*Task details*:
Output the data lines starting at the one containing "y-tick-label: 0.2 xyxy=(35,281,52,295)" and ending at the one containing "y-tick-label: 1.4 xyxy=(35,119,52,133)", copying each line verbatim with both end lines included. Include nothing else.
--- START Supplied information ---
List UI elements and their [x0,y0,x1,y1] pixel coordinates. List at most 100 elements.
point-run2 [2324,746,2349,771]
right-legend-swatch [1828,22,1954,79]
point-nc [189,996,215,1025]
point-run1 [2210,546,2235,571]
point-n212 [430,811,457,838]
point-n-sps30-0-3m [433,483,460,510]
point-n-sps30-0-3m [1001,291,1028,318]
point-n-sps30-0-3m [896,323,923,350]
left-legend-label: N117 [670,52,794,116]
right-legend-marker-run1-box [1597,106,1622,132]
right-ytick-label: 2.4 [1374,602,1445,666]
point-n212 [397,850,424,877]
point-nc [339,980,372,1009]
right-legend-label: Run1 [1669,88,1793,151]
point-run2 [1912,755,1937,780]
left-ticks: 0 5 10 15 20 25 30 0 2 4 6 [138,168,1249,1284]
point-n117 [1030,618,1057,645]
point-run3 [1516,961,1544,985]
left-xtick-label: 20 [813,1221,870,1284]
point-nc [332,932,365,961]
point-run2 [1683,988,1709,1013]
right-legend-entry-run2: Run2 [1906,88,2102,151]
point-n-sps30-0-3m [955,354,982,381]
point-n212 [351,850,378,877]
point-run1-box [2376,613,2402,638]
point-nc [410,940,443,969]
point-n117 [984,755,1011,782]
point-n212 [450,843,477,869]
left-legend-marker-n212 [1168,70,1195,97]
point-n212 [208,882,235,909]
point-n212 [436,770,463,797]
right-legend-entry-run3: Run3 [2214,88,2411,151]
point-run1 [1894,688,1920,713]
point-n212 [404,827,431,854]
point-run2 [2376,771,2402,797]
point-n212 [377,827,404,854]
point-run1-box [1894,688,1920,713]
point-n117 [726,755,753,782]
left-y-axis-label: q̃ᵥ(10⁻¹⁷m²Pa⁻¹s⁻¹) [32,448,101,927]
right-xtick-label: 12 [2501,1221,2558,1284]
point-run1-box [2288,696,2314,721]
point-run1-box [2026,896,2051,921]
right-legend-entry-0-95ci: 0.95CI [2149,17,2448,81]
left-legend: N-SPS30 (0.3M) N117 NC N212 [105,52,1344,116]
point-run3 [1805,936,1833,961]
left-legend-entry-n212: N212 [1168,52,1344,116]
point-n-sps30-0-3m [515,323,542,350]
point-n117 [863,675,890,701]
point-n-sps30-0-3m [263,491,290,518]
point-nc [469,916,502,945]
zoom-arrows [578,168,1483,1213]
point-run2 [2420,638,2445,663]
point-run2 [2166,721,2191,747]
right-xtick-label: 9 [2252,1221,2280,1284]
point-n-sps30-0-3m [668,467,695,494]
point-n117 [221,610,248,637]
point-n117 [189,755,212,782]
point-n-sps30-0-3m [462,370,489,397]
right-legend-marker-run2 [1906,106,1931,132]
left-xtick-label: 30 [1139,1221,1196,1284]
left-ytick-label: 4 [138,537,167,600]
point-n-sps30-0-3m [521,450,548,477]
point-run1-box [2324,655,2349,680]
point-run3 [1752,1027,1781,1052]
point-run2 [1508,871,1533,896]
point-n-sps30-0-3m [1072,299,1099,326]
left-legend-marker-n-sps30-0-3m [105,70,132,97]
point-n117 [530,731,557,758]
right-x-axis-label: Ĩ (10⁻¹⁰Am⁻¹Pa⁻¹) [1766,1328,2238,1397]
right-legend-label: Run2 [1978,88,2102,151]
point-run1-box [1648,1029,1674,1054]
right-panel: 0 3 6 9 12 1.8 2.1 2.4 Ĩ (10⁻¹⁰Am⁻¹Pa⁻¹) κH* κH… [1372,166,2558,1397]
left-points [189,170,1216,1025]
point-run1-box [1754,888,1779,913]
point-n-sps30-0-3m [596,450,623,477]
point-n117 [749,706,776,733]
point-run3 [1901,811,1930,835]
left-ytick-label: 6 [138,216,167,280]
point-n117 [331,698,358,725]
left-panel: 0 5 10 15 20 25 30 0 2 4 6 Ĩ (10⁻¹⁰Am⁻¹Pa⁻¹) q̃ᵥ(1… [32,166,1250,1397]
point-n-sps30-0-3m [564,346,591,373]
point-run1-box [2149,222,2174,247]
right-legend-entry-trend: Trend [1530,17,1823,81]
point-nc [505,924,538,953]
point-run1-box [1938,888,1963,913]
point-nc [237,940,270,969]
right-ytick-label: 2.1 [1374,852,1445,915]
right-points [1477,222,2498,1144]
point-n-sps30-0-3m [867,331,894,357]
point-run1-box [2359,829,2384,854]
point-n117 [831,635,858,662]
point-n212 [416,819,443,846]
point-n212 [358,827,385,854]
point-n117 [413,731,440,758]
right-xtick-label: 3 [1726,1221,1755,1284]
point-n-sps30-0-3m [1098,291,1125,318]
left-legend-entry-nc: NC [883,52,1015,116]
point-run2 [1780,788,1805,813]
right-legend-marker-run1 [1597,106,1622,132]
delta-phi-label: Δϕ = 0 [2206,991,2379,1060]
--- END Supplied information ---
--- START Supplied information ---
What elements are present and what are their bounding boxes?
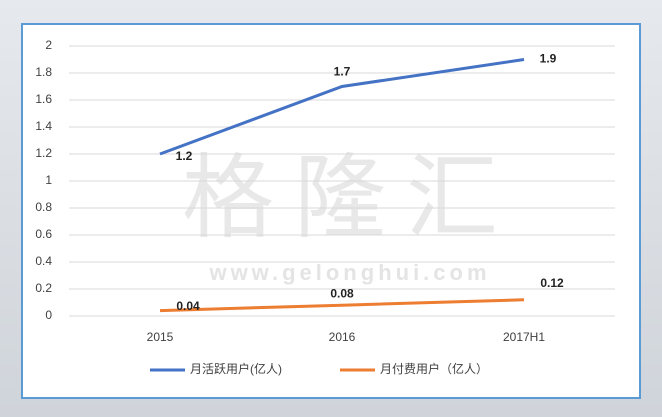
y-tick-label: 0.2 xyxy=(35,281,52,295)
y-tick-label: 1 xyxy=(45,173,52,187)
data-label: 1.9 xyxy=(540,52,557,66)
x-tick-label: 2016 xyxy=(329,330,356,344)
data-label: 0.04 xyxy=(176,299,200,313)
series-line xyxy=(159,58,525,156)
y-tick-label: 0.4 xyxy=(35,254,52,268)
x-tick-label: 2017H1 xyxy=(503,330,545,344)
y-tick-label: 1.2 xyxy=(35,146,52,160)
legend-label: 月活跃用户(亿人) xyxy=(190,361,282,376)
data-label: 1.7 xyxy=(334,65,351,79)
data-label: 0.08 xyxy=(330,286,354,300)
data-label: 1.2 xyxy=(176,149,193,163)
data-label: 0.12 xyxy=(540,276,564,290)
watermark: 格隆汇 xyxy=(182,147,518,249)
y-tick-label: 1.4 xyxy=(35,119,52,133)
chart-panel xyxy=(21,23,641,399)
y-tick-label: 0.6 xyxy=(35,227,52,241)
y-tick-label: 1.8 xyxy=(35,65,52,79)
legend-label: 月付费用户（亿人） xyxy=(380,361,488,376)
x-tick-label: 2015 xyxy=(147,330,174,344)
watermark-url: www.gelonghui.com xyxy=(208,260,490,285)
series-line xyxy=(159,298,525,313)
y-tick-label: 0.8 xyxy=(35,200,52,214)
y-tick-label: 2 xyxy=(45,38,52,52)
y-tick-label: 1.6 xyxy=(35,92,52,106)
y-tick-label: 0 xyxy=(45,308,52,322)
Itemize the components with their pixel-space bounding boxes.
--- END Supplied information ---
--- START Supplied information ---
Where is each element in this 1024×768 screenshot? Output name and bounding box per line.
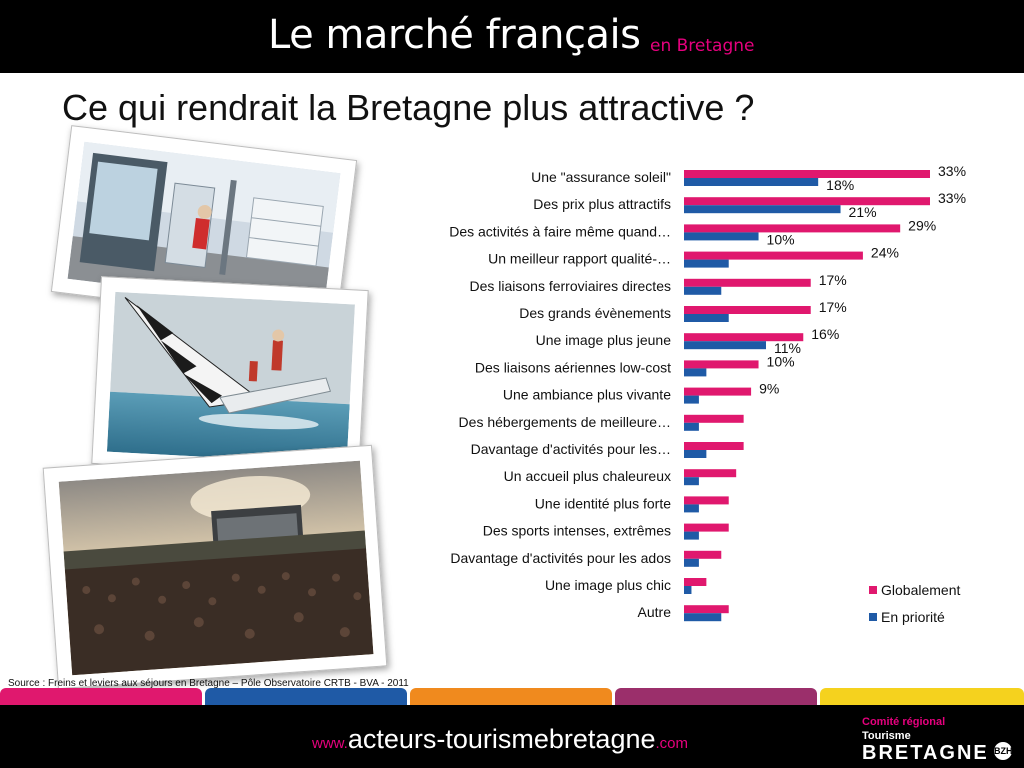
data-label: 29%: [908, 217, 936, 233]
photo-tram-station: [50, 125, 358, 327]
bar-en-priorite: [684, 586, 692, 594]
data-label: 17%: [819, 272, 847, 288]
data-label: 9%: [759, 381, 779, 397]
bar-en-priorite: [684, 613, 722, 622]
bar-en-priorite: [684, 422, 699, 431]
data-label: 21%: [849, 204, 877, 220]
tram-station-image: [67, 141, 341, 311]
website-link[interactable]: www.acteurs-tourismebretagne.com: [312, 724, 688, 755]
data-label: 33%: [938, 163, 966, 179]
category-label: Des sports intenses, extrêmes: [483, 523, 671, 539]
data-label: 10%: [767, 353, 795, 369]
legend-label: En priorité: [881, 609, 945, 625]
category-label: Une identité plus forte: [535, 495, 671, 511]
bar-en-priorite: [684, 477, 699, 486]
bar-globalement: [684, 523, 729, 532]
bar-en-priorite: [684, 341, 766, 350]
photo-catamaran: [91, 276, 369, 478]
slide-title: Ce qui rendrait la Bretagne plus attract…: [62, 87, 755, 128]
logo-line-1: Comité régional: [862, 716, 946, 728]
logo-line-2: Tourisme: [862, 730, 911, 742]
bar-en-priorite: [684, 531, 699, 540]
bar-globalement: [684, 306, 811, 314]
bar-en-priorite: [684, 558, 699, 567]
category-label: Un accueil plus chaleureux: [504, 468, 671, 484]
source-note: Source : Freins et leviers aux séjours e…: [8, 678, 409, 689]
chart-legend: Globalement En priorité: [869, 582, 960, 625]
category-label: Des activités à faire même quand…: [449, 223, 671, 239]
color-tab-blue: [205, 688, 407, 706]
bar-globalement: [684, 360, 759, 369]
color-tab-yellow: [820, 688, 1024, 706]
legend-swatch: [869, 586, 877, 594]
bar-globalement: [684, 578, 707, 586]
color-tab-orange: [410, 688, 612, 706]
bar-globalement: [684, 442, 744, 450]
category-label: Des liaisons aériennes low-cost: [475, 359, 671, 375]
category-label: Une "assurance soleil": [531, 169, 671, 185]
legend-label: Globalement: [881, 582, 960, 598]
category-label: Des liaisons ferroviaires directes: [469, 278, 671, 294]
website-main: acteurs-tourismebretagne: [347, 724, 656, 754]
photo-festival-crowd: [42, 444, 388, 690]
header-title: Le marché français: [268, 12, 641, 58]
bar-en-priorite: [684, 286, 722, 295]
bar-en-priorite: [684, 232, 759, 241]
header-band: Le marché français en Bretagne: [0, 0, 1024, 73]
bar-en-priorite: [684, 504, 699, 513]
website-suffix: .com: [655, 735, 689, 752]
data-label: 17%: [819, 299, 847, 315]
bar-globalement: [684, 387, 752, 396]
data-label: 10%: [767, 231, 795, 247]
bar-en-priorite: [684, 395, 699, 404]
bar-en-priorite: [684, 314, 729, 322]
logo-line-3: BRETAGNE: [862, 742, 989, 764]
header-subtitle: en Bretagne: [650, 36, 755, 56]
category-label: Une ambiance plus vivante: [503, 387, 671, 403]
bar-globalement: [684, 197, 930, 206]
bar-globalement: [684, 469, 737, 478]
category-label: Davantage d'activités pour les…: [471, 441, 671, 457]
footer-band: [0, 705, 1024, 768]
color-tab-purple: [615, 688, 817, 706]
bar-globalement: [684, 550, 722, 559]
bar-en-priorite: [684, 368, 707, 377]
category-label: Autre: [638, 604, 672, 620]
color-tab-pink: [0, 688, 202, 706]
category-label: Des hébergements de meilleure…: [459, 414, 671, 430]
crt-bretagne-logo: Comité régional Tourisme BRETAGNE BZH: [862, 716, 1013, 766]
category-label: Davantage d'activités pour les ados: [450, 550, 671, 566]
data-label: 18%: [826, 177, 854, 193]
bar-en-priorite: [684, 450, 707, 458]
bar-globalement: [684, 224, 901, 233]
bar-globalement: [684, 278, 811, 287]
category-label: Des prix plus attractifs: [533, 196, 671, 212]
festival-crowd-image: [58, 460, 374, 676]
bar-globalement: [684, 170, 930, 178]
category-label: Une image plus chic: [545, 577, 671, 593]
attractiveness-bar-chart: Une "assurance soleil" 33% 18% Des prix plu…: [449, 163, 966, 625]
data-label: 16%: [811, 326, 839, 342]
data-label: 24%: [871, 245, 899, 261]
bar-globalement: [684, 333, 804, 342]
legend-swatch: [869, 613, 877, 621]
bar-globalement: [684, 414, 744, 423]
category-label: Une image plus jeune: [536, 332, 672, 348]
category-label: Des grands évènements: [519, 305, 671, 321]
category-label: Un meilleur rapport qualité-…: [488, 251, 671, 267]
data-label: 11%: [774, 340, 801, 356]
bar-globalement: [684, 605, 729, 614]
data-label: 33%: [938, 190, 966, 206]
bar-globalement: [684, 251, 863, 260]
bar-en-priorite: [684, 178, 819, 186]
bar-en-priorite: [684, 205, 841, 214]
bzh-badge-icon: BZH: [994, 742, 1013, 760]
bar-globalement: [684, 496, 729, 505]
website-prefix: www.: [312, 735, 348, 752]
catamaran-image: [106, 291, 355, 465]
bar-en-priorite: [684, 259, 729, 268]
--- END Supplied information ---
*Full answer*:
y-tick-label: 0.2 xyxy=(35,281,52,295)
y-tick-label: 1 xyxy=(45,173,52,187)
data-label: 1.9 xyxy=(540,52,557,66)
x-tick-label: 2016 xyxy=(329,330,356,344)
data-label: 0.04 xyxy=(176,299,200,313)
series-line xyxy=(159,58,525,156)
y-tick-label: 0.4 xyxy=(35,254,52,268)
x-tick-label: 2017H1 xyxy=(503,330,545,344)
y-tick-label: 1.2 xyxy=(35,146,52,160)
legend-label: 月活跃用户(亿人) xyxy=(190,361,282,376)
data-label: 1.7 xyxy=(334,65,351,79)
data-label: 0.08 xyxy=(330,286,354,300)
data-label: 1.2 xyxy=(176,149,193,163)
data-label: 0.12 xyxy=(540,276,564,290)
watermark: 格隆汇 xyxy=(182,147,518,249)
y-tick-label: 1.4 xyxy=(35,119,52,133)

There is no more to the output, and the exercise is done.